-- Brief --
Reproduce the lines below from the one that contains "What data populates" through the end, inclusive, and add nothing.

Stored data
"""
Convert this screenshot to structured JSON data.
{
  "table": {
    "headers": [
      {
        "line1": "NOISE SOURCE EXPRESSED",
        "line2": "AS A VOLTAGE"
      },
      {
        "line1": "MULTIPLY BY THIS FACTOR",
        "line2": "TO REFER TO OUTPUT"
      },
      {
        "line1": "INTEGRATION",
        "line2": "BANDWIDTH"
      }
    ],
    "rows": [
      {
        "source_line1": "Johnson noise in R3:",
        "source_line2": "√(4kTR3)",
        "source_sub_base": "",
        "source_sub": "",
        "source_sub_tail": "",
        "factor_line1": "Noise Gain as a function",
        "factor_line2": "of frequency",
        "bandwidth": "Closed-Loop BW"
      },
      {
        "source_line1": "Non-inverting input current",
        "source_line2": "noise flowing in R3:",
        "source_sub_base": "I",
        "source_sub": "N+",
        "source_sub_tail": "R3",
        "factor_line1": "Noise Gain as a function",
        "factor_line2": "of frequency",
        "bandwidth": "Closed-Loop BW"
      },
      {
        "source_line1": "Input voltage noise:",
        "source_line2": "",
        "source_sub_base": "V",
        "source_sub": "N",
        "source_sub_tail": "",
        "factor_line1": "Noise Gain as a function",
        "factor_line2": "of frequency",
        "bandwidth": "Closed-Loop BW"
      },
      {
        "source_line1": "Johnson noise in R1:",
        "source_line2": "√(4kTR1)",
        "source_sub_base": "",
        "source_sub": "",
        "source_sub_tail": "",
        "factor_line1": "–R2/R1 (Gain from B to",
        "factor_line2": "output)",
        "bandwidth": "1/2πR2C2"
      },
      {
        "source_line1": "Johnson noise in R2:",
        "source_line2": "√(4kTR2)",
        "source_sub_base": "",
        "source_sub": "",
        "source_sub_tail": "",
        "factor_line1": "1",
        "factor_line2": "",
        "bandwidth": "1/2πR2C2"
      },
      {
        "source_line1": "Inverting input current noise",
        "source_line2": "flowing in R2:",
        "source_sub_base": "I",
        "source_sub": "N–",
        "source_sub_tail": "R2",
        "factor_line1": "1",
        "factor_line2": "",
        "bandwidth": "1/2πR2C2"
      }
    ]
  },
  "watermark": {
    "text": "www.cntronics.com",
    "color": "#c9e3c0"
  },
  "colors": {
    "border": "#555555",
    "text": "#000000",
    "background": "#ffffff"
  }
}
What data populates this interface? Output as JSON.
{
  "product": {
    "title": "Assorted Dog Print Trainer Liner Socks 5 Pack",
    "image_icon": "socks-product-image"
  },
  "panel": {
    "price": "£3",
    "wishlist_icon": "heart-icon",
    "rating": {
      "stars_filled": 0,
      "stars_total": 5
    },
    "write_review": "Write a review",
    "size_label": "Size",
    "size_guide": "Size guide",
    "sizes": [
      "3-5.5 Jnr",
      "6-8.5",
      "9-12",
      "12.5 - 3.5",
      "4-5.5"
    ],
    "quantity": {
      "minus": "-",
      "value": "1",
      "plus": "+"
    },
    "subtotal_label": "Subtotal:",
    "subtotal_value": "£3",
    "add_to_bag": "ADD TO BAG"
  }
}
"""
-- Answer below --
What data populates this interface? Output as JSON.
{
  "product": {
    "title": "Assorted Dog Print Trainer Liner Socks 5 Pack",
    "image_icon": "socks-product-image"
  },
  "panel": {
    "price": "£3",
    "wishlist_icon": "heart-icon",
    "rating": {
      "stars_filled": 0,
      "stars_total": 5
    },
    "write_review": "Write a review",
    "size_label": "Size",
    "size_guide": "Size guide",
    "sizes": [
      "3-5.5 Jnr",
      "6-8.5",
      "9-12",
      "12.5 - 3.5",
      "4-5.5"
    ],
    "quantity": {
      "minus": "-",
      "value": "1",
      "plus": "+"
    },
    "subtotal_label": "Subtotal:",
    "subtotal_value": "£3",
    "add_to_bag": "ADD TO BAG"
  }
}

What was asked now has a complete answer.